RECORDS PROVIDED:
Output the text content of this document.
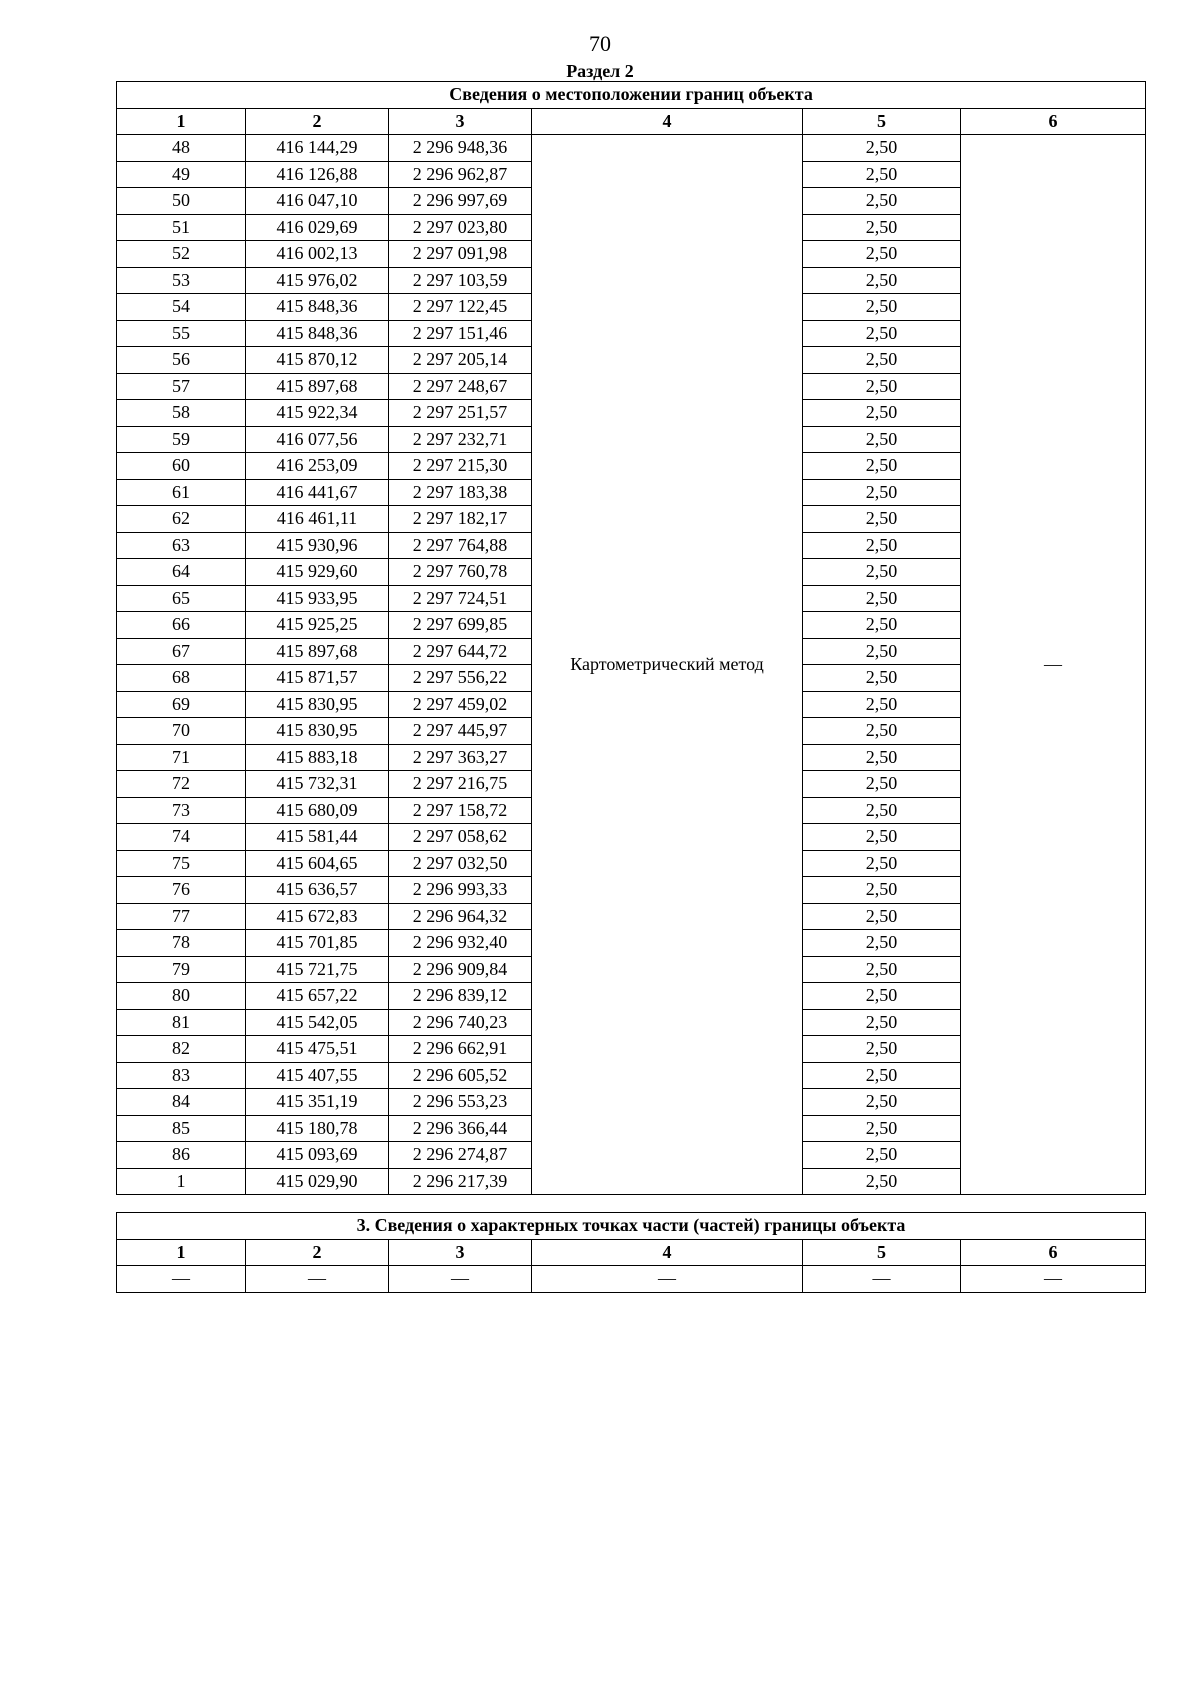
70
Раздел 2
Сведения о местоположении границ объекта					
1	2	3	4	5	6
48	416 144,29	2 296 948,36	Картометрический метод	2,50	—
49	416 126,88	2 296 962,87		2,50	
50	416 047,10	2 296 997,69		2,50	
51	416 029,69	2 297 023,80		2,50	
52	416 002,13	2 297 091,98		2,50	
53	415 976,02	2 297 103,59		2,50	
54	415 848,36	2 297 122,45		2,50	
55	415 848,36	2 297 151,46		2,50	
56	415 870,12	2 297 205,14		2,50	
57	415 897,68	2 297 248,67		2,50	
58	415 922,34	2 297 251,57		2,50	
59	416 077,56	2 297 232,71		2,50	
60	416 253,09	2 297 215,30		2,50	
61	416 441,67	2 297 183,38		2,50	
62	416 461,11	2 297 182,17		2,50	
63	415 930,96	2 297 764,88		2,50	
64	415 929,60	2 297 760,78		2,50	
65	415 933,95	2 297 724,51		2,50	
66	415 925,25	2 297 699,85		2,50	
67	415 897,68	2 297 644,72		2,50	
68	415 871,57	2 297 556,22		2,50	
69	415 830,95	2 297 459,02		2,50	
70	415 830,95	2 297 445,97		2,50	
71	415 883,18	2 297 363,27		2,50	
72	415 732,31	2 297 216,75		2,50	
73	415 680,09	2 297 158,72		2,50	
74	415 581,44	2 297 058,62		2,50	
75	415 604,65	2 297 032,50		2,50	
76	415 636,57	2 296 993,33		2,50	
77	415 672,83	2 296 964,32		2,50	
78	415 701,85	2 296 932,40		2,50	
79	415 721,75	2 296 909,84		2,50	
80	415 657,22	2 296 839,12		2,50	
81	415 542,05	2 296 740,23		2,50	
82	415 475,51	2 296 662,91		2,50	
83	415 407,55	2 296 605,52		2,50	
84	415 351,19	2 296 553,23		2,50	
85	415 180,78	2 296 366,44		2,50	
86	415 093,69	2 296 274,87		2,50	
1	415 029,90	2 296 217,39		2,50	
3. Сведения о характерных точках части (частей) границы объекта					
1	2	3	4	5	6
—	—	—	—	—	—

REQUIREMENT: Drop the images and repeat the data exactly.

REPLY:
Output the text content of this document.
70
Раздел 2
Сведения о местоположении границ объекта					
1	2	3	4	5	6
48	416 144,29	2 296 948,36	Картометрический метод	2,50	—
49	416 126,88	2 296 962,87		2,50	
50	416 047,10	2 296 997,69		2,50	
51	416 029,69	2 297 023,80		2,50	
52	416 002,13	2 297 091,98		2,50	
53	415 976,02	2 297 103,59		2,50	
54	415 848,36	2 297 122,45		2,50	
55	415 848,36	2 297 151,46		2,50	
56	415 870,12	2 297 205,14		2,50	
57	415 897,68	2 297 248,67		2,50	
58	415 922,34	2 297 251,57		2,50	
59	416 077,56	2 297 232,71		2,50	
60	416 253,09	2 297 215,30		2,50	
61	416 441,67	2 297 183,38		2,50	
62	416 461,11	2 297 182,17		2,50	
63	415 930,96	2 297 764,88		2,50	
64	415 929,60	2 297 760,78		2,50	
65	415 933,95	2 297 724,51		2,50	
66	415 925,25	2 297 699,85		2,50	
67	415 897,68	2 297 644,72		2,50	
68	415 871,57	2 297 556,22		2,50	
69	415 830,95	2 297 459,02		2,50	
70	415 830,95	2 297 445,97		2,50	
71	415 883,18	2 297 363,27		2,50	
72	415 732,31	2 297 216,75		2,50	
73	415 680,09	2 297 158,72		2,50	
74	415 581,44	2 297 058,62		2,50	
75	415 604,65	2 297 032,50		2,50	
76	415 636,57	2 296 993,33		2,50	
77	415 672,83	2 296 964,32		2,50	
78	415 701,85	2 296 932,40		2,50	
79	415 721,75	2 296 909,84		2,50	
80	415 657,22	2 296 839,12		2,50	
81	415 542,05	2 296 740,23		2,50	
82	415 475,51	2 296 662,91		2,50	
83	415 407,55	2 296 605,52		2,50	
84	415 351,19	2 296 553,23		2,50	
85	415 180,78	2 296 366,44		2,50	
86	415 093,69	2 296 274,87		2,50	
1	415 029,90	2 296 217,39		2,50	
3. Сведения о характерных точках части (частей) границы объекта					
1	2	3	4	5	6
—	—	—	—	—	—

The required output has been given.